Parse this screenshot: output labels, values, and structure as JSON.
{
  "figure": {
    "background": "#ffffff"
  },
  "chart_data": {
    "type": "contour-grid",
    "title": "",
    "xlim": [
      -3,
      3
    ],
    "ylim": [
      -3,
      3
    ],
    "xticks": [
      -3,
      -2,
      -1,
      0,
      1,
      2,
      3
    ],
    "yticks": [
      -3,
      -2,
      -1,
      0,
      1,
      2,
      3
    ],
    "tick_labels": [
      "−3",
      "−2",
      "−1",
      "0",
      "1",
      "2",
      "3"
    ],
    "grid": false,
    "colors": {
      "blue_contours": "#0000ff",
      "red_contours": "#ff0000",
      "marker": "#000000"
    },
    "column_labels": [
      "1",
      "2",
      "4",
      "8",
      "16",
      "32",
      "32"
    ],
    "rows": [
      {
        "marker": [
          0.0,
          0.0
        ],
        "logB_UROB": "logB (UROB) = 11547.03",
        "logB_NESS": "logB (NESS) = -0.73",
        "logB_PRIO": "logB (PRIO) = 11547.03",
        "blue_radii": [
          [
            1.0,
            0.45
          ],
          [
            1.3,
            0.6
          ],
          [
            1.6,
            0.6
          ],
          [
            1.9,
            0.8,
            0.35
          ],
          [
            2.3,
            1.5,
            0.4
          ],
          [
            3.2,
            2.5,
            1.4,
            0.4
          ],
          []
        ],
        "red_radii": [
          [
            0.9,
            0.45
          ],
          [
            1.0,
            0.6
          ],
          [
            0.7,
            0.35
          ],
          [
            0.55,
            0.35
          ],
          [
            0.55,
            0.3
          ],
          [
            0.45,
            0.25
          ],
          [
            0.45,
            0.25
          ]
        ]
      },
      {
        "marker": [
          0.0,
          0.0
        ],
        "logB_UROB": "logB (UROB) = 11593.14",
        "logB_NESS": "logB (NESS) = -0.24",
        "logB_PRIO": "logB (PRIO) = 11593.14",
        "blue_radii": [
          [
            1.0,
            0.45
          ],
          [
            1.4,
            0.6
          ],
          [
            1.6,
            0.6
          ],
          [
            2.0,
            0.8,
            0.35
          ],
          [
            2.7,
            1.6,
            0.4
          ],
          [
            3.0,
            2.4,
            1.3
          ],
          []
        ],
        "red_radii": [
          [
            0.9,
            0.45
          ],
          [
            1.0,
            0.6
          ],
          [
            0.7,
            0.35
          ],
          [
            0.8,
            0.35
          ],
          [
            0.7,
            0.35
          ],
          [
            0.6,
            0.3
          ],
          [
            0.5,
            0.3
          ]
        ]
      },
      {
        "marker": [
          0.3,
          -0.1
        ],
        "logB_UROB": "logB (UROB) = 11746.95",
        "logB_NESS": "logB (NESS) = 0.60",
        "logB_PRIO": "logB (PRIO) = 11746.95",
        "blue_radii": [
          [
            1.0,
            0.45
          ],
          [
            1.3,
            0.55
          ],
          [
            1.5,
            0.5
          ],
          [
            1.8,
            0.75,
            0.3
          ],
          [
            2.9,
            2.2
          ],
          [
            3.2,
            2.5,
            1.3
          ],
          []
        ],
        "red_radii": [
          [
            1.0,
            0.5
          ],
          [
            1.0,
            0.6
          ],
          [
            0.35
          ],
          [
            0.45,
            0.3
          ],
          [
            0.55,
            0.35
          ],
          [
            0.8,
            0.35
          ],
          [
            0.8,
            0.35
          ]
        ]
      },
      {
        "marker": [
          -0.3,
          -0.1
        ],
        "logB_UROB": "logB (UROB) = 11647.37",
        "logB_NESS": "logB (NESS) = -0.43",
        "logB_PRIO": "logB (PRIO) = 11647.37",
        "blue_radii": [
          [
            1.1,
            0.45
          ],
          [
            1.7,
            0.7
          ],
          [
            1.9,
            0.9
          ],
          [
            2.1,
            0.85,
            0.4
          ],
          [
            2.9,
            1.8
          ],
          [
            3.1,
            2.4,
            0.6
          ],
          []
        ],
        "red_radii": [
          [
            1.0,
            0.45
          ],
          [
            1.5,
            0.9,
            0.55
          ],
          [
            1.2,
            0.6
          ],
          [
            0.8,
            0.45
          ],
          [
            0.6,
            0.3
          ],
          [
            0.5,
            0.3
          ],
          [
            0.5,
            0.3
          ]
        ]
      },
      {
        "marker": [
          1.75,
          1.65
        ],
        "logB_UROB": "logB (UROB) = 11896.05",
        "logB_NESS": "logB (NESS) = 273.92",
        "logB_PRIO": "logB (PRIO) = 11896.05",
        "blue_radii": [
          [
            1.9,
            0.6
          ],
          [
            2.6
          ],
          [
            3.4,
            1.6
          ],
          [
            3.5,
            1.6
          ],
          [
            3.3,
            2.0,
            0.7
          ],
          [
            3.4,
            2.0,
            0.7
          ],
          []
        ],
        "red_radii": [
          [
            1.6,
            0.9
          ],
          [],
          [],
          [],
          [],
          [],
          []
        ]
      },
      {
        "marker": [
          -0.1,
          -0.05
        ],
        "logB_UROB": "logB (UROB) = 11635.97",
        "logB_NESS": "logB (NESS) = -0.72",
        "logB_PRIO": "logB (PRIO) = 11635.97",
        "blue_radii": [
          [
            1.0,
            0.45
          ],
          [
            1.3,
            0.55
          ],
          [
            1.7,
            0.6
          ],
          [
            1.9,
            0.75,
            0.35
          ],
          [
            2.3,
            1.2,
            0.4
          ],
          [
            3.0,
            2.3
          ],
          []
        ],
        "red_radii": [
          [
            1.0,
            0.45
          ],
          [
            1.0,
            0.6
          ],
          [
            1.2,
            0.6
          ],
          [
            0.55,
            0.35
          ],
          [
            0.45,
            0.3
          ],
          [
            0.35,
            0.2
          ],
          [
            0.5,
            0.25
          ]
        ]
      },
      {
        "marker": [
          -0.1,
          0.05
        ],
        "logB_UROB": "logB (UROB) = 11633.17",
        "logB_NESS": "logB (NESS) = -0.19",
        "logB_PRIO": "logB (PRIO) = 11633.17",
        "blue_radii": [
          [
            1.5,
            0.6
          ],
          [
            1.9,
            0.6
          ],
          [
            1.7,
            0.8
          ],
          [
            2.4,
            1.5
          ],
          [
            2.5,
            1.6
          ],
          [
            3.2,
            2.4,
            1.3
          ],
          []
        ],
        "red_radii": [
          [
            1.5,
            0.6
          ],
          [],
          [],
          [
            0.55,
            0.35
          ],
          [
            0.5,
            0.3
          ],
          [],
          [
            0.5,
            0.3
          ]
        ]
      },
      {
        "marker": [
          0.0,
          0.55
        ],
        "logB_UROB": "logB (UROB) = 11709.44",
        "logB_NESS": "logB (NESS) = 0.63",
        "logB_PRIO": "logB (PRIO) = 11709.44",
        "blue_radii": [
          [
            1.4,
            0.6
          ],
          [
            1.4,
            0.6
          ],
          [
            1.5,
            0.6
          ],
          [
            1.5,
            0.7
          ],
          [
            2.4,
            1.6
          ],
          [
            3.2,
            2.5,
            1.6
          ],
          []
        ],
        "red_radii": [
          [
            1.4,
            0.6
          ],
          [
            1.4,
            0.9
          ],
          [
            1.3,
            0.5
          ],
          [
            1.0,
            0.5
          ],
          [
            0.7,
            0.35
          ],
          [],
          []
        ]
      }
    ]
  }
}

---+---

[Directions] Extract all lines that hold the word "UROB".

[Answer for the task]
        "logB_UROB": "logB (UROB) = 11547.03",
        "logB_UROB": "logB (UROB) = 11593.14",
        "logB_UROB": "logB (UROB) = 11746.95",
        "logB_UROB": "logB (UROB) = 11647.37",
        "logB_UROB": "logB (UROB) = 11896.05",
        "logB_UROB": "logB (UROB) = 11635.97",
        "logB_UROB": "logB (UROB) = 11633.17",
        "logB_UROB": "logB (UROB) = 11709.44",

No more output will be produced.